* WRITTEN EXERCISE: Starting at the line with "Convert this screenshot" in it, reproduce each line below through the last one, exactly, and include nothing else.
## BEGIN MATERIAL PROVIDED
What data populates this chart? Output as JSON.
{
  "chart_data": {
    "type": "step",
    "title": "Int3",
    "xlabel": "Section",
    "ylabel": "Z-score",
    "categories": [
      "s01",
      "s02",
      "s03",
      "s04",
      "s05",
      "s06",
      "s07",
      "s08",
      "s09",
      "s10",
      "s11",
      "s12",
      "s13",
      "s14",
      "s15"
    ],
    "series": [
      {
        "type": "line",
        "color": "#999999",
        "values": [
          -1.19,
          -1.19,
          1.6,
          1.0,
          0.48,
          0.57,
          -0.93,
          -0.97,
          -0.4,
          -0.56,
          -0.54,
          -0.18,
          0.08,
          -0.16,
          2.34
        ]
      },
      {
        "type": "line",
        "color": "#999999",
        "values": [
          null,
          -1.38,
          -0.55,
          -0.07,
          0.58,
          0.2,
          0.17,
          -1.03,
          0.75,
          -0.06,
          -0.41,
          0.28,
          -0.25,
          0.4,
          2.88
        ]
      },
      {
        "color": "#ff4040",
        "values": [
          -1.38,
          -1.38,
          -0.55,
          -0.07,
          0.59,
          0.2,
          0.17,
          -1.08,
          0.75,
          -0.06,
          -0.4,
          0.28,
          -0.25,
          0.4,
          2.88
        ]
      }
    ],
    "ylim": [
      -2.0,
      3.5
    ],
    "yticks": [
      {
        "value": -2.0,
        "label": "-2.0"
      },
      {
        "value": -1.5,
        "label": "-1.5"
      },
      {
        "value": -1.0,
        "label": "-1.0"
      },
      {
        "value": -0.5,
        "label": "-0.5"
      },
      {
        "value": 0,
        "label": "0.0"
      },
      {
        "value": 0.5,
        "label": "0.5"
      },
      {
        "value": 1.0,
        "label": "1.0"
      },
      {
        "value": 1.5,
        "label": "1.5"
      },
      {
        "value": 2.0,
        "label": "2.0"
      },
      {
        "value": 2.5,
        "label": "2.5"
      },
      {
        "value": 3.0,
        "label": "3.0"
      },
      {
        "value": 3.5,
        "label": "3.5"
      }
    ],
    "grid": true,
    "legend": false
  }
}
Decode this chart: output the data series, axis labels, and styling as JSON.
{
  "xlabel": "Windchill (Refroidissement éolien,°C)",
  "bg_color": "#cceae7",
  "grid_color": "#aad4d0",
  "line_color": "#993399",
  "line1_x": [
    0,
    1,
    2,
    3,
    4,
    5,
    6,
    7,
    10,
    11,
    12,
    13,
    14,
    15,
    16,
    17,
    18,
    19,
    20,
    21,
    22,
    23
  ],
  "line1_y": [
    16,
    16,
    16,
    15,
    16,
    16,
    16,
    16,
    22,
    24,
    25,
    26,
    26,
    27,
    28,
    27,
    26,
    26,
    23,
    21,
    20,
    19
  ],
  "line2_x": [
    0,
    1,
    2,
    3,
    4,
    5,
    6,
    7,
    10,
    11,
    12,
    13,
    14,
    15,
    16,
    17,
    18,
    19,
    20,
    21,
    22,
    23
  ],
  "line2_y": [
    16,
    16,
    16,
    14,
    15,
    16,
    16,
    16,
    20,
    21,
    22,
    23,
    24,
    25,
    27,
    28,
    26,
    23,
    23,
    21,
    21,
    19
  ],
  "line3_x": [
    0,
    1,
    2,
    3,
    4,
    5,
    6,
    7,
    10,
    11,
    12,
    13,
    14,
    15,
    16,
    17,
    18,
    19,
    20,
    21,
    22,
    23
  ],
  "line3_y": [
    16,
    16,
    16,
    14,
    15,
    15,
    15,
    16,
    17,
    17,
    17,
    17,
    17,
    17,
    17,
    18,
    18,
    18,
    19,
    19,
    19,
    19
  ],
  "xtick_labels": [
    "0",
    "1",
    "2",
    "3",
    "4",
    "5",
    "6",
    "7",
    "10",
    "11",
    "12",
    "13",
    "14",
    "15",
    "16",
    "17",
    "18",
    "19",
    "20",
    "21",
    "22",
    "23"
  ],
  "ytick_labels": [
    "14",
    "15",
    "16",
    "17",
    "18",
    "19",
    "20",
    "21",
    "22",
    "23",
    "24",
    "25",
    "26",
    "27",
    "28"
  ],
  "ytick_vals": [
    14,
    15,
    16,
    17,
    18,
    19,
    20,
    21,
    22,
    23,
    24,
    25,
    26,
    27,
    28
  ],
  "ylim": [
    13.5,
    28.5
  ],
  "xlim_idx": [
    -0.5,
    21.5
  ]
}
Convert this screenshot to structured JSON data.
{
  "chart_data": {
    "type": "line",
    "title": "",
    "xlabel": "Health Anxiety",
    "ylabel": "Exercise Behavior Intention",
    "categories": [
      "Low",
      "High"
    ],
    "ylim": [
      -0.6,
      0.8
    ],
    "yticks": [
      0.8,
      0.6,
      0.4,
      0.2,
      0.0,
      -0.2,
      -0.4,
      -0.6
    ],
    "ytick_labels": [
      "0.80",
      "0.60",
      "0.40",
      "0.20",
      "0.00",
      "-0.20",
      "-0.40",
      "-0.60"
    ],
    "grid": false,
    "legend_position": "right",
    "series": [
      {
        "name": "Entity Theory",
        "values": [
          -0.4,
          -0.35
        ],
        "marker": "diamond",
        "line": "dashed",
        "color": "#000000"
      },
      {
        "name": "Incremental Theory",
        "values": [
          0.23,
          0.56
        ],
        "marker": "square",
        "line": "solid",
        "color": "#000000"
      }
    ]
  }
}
## END MATERIAL PROVIDED
* FULL OUTPUT:
Convert this screenshot to structured JSON data.
{
  "chart_data": {
    "type": "line",
    "title": "",
    "xlabel": "Health Anxiety",
    "ylabel": "Exercise Behavior Intention",
    "categories": [
      "Low",
      "High"
    ],
    "ylim": [
      -0.6,
      0.8
    ],
    "yticks": [
      0.8,
      0.6,
      0.4,
      0.2,
      0.0,
      -0.2,
      -0.4,
      -0.6
    ],
    "ytick_labels": [
      "0.80",
      "0.60",
      "0.40",
      "0.20",
      "0.00",
      "-0.20",
      "-0.40",
      "-0.60"
    ],
    "grid": false,
    "legend_position": "right",
    "series": [
      {
        "name": "Entity Theory",
        "values": [
          -0.4,
          -0.35
        ],
        "marker": "diamond",
        "line": "dashed",
        "color": "#000000"
      },
      {
        "name": "Incremental Theory",
        "values": [
          0.23,
          0.56
        ],
        "marker": "square",
        "line": "solid",
        "color": "#000000"
      }
    ]
  }
}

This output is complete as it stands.